Collected data entries:
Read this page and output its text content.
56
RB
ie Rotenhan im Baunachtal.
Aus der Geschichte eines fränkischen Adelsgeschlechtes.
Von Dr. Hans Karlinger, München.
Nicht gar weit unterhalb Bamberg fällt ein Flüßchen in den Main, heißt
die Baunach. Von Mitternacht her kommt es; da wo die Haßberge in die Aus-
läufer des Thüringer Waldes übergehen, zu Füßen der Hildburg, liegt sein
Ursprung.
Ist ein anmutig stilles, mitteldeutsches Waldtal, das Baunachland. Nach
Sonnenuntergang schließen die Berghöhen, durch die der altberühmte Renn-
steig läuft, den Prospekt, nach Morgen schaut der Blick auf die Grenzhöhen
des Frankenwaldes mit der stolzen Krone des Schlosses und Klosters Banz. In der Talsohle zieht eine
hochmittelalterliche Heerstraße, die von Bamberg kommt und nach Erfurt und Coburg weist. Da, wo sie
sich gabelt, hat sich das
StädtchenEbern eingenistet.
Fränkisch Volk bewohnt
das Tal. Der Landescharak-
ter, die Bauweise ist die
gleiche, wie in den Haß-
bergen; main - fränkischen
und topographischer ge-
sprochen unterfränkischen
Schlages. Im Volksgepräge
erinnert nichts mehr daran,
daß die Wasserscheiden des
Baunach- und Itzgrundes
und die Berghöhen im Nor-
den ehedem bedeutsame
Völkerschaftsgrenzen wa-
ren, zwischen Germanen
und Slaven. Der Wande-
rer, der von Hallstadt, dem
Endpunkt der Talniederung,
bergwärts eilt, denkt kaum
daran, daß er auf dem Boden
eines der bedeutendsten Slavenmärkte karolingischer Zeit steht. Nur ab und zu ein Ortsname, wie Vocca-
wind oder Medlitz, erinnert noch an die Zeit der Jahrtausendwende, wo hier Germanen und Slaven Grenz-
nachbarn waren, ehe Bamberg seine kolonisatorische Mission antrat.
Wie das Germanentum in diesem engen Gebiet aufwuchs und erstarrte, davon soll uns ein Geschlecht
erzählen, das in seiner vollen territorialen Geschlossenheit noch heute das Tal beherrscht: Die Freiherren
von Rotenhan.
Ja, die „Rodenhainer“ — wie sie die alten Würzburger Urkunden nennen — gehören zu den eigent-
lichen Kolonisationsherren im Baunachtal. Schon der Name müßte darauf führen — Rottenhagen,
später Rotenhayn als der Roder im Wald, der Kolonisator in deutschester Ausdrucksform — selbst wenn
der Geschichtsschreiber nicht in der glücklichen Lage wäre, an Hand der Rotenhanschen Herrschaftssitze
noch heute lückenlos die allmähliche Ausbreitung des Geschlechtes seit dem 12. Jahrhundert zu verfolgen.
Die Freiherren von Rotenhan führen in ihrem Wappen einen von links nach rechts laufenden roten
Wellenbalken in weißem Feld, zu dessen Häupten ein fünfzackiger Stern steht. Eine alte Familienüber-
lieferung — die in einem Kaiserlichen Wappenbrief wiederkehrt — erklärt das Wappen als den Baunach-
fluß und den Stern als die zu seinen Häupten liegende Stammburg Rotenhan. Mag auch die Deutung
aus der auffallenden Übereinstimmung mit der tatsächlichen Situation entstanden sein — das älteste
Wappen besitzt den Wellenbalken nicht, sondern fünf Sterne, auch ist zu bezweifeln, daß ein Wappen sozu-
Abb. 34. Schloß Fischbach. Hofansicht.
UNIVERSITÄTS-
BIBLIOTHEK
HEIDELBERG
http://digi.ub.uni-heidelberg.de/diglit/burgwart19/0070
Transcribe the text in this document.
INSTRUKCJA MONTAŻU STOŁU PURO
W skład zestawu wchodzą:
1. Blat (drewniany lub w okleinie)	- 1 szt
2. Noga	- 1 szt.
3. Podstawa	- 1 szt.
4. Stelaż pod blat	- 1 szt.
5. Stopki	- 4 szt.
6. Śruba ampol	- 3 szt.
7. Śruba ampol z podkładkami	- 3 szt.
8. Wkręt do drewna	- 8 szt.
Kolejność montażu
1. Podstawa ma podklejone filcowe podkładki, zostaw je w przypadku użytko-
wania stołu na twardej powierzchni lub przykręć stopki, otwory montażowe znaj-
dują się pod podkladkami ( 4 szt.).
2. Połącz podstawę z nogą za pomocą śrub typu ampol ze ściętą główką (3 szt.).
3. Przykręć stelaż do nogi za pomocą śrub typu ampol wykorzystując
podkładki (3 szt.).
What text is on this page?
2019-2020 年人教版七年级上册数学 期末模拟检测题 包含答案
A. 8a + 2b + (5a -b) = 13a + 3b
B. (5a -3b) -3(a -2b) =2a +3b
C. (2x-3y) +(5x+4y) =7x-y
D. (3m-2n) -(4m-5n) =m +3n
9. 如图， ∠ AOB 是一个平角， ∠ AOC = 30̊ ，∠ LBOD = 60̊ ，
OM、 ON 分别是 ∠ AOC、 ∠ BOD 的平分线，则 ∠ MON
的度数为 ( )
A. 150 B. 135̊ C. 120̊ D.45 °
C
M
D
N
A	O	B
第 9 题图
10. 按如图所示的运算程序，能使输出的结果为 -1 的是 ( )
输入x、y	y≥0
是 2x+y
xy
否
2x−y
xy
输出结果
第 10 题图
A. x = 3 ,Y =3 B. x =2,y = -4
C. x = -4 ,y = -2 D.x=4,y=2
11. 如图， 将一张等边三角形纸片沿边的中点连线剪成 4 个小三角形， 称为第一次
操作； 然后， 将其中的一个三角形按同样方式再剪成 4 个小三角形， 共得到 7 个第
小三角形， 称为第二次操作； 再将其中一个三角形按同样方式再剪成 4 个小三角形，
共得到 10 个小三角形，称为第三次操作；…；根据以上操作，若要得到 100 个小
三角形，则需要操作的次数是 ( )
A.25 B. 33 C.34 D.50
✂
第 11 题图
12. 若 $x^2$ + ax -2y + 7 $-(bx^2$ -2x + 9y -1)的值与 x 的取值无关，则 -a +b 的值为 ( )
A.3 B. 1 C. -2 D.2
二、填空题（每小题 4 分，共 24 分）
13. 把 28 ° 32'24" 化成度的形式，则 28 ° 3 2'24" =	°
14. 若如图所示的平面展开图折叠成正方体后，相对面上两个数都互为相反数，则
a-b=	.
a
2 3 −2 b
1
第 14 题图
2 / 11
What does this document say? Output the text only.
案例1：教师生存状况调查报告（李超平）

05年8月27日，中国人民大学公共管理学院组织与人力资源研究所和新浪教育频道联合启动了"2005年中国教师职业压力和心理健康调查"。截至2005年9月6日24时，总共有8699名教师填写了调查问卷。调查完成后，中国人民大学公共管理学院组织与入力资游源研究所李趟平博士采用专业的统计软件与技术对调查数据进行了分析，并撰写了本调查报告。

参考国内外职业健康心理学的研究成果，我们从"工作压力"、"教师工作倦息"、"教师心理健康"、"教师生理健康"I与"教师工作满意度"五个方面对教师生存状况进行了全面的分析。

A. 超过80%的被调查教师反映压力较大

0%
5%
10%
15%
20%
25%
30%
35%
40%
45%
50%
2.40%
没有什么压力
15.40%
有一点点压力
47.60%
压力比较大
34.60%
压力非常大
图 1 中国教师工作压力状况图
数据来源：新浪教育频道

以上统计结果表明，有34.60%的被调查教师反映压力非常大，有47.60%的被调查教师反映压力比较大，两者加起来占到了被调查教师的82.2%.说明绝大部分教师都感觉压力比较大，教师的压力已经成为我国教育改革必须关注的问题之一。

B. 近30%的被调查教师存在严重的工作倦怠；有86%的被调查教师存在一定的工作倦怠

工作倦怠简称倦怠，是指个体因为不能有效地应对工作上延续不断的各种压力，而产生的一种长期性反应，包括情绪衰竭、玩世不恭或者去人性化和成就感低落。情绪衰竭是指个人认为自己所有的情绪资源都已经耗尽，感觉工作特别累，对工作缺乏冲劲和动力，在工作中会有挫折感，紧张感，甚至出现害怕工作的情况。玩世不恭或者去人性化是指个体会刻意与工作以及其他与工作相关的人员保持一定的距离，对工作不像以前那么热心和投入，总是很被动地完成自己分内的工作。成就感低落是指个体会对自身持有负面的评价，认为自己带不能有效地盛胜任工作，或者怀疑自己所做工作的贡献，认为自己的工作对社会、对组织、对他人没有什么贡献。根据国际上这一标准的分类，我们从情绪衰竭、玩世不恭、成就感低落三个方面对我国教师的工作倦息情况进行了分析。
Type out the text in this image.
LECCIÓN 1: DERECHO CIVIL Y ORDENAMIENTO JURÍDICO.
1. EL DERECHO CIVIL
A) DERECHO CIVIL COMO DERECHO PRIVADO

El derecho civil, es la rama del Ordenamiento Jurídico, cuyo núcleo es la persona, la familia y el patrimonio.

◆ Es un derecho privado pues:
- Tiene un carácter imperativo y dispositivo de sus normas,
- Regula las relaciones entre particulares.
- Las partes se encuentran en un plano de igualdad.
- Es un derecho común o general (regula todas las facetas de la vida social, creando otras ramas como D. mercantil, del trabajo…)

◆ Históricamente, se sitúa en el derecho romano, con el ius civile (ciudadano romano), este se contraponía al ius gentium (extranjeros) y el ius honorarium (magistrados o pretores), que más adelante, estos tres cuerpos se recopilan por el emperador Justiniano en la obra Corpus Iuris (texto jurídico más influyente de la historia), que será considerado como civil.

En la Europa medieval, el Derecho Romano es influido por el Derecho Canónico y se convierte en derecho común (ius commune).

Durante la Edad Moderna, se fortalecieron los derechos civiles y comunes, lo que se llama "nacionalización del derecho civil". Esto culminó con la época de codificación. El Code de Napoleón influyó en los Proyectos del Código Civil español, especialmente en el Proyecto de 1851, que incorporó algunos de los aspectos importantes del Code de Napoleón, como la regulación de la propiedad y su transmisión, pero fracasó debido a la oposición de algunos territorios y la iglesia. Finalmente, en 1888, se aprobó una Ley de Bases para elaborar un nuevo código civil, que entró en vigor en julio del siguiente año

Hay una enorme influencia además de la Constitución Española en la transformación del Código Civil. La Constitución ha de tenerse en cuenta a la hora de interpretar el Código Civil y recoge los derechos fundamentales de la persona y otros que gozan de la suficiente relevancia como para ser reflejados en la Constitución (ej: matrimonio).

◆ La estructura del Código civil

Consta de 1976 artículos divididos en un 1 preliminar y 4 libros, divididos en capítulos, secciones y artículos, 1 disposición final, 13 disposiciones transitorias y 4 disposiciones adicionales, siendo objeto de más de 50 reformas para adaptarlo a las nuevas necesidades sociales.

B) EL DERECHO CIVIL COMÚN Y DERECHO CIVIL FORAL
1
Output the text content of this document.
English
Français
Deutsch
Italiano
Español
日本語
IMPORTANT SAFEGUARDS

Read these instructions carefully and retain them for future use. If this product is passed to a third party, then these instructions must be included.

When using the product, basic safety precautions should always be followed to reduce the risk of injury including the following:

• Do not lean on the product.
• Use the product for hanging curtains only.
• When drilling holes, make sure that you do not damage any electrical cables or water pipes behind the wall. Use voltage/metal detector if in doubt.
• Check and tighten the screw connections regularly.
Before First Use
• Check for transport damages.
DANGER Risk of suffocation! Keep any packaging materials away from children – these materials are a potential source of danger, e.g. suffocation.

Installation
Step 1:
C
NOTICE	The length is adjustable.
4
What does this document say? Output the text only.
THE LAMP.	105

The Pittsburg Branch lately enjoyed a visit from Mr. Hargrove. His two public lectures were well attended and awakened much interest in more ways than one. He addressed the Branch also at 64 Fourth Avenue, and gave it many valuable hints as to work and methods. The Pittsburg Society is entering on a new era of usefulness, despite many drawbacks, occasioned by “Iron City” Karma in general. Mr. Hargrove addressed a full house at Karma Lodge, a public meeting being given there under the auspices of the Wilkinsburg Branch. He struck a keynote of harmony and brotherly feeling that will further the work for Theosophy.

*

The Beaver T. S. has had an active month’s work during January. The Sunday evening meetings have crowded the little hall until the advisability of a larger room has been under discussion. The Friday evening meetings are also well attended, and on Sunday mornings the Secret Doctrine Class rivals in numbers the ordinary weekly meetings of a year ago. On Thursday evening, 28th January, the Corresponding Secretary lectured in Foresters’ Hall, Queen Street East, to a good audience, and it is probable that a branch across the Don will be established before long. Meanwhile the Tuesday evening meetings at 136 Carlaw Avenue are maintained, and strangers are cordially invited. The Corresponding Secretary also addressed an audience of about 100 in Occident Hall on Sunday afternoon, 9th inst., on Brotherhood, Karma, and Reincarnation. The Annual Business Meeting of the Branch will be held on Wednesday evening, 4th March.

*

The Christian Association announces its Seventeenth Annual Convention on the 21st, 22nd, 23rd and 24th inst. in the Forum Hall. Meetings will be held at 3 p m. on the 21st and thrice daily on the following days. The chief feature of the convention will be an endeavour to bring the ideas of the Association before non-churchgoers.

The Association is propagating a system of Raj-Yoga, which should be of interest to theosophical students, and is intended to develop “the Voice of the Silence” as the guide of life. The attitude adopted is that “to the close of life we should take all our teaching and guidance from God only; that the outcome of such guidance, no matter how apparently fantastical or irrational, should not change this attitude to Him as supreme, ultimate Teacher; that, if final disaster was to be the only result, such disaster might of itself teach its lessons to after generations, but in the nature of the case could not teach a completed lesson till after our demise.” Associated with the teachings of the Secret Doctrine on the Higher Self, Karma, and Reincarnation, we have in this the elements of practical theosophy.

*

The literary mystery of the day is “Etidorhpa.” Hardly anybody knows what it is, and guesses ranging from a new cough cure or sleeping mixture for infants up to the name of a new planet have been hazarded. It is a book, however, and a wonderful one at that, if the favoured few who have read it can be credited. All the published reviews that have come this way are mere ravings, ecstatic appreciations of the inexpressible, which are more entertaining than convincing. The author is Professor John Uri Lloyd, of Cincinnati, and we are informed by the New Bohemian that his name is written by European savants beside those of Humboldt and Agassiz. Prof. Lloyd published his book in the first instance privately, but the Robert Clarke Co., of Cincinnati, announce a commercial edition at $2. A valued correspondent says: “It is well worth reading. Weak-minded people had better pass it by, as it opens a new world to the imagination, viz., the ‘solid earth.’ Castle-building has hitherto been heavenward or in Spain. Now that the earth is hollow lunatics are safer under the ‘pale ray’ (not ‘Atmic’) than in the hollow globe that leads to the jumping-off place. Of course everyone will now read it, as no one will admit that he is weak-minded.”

◆ EXERCISE DIRECTIONS
Across the entries, how many lines contain "eines"? Reply with the number only.

◆ OUTPUT OF THE EXERCISE
2